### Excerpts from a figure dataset
-- Opening Marker --
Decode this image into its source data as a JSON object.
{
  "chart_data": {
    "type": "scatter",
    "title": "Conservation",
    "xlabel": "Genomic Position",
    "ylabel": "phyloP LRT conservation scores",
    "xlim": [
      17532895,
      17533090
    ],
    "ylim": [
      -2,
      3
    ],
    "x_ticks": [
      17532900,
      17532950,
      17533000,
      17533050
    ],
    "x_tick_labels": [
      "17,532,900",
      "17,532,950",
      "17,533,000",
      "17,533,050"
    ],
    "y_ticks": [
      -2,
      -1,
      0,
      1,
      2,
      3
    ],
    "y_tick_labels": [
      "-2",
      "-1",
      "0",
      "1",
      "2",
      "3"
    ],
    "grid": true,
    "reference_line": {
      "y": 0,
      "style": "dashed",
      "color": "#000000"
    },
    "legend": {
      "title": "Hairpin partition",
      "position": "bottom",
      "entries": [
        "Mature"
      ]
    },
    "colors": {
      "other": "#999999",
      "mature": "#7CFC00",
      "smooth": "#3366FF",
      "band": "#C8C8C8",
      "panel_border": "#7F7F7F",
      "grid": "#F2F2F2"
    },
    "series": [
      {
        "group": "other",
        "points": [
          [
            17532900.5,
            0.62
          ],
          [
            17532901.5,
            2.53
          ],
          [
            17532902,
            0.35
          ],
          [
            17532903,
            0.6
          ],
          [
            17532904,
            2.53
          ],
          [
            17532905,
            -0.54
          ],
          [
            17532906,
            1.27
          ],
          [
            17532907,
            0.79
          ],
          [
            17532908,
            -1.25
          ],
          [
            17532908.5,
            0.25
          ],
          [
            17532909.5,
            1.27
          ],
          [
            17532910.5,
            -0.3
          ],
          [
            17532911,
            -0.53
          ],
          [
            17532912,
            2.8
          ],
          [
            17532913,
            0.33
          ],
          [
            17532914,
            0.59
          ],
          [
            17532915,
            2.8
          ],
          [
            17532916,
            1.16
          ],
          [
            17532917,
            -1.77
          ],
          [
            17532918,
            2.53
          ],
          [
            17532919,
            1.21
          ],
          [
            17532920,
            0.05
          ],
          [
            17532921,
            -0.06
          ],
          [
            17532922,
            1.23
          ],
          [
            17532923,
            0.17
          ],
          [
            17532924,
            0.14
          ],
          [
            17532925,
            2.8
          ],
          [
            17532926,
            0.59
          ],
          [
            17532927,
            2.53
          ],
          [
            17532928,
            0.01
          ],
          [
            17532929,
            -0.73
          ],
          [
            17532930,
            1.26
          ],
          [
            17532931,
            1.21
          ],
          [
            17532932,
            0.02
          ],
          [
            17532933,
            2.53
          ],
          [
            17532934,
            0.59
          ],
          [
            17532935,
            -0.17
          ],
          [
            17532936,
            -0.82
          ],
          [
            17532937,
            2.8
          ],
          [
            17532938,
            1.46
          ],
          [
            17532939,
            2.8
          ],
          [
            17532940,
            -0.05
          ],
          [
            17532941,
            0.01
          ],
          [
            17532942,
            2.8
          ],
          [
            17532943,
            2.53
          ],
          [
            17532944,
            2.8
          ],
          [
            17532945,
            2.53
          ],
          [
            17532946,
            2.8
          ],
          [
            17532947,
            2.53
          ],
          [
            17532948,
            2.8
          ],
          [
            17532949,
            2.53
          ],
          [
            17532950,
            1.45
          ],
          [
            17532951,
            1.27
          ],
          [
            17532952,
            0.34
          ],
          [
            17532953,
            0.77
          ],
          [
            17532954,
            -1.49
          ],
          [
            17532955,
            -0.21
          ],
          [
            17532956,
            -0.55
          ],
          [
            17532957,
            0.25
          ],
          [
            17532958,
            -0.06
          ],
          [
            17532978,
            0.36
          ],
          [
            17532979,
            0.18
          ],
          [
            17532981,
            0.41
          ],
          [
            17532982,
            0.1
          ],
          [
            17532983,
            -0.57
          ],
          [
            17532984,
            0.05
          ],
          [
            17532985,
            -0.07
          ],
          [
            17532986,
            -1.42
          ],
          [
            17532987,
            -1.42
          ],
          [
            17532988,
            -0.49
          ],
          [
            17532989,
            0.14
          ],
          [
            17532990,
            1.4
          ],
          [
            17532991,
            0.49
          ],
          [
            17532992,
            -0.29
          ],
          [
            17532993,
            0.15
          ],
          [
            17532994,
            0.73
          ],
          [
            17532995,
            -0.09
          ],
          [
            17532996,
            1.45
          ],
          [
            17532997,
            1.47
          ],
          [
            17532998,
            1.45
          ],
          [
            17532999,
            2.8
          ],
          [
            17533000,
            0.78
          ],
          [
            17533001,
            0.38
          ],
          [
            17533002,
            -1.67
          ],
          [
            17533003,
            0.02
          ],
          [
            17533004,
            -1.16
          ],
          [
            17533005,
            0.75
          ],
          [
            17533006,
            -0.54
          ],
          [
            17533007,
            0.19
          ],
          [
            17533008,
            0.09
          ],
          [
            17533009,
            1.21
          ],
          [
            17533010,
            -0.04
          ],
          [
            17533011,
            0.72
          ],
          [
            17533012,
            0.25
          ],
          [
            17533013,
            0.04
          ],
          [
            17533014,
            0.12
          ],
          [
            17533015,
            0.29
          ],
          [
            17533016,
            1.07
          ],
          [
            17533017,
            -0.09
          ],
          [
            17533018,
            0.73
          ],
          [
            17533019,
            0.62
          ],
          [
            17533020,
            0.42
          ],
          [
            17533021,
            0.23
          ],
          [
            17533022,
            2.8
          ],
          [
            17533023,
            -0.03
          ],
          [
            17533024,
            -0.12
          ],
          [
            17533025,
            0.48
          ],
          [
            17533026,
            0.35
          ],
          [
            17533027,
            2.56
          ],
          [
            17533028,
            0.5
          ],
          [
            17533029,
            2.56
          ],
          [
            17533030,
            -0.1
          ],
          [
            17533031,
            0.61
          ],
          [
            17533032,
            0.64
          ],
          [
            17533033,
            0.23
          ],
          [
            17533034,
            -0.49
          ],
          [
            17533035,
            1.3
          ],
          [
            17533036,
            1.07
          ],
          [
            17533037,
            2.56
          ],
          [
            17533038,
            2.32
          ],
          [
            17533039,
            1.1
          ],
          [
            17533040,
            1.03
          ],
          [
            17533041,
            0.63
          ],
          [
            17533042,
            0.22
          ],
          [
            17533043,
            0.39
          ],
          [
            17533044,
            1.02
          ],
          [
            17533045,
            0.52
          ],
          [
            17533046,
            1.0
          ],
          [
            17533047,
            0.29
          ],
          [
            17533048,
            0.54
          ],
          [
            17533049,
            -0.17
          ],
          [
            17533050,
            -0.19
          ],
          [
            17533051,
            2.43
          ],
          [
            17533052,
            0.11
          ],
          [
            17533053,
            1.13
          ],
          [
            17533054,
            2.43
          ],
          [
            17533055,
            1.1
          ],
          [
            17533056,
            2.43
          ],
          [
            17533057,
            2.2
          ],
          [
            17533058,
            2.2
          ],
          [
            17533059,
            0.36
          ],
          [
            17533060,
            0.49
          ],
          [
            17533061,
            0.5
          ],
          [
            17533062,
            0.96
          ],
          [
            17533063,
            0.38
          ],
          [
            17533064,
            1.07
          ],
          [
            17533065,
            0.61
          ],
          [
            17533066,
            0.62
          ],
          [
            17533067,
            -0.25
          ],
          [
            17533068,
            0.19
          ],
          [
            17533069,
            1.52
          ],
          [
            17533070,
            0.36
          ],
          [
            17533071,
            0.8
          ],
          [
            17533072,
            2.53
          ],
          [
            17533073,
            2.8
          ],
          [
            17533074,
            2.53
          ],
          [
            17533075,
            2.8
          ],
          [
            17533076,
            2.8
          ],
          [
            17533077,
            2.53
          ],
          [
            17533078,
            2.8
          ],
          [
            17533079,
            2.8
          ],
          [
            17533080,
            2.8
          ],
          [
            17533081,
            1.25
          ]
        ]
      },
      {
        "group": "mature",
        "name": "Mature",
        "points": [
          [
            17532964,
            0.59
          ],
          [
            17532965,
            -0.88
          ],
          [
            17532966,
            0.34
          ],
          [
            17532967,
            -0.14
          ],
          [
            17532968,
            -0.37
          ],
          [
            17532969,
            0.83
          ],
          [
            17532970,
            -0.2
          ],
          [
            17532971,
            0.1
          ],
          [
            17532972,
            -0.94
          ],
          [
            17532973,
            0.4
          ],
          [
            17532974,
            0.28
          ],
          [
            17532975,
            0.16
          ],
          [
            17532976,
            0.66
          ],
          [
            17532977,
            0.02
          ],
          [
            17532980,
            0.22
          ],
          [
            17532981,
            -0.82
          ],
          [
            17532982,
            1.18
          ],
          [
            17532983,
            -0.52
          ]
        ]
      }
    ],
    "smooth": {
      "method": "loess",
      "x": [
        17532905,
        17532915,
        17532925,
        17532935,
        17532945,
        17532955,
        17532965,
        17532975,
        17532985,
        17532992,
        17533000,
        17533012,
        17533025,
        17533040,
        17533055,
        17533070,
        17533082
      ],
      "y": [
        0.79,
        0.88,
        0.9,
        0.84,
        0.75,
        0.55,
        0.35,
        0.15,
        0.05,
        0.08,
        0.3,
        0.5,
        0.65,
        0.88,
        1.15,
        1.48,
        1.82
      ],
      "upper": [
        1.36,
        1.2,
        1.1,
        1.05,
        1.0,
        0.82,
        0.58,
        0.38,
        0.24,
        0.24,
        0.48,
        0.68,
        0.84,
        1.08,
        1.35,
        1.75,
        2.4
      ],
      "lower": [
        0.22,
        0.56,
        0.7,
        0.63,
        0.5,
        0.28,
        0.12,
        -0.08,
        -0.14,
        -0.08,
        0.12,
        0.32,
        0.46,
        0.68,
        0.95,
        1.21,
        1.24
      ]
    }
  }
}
-- Closing Marker --
### Task to carry out
Please find every line in the records above that holds the word "title" and copy it.

### Solved problem
    "title": "Conservation",
      "title": "Hairpin partition",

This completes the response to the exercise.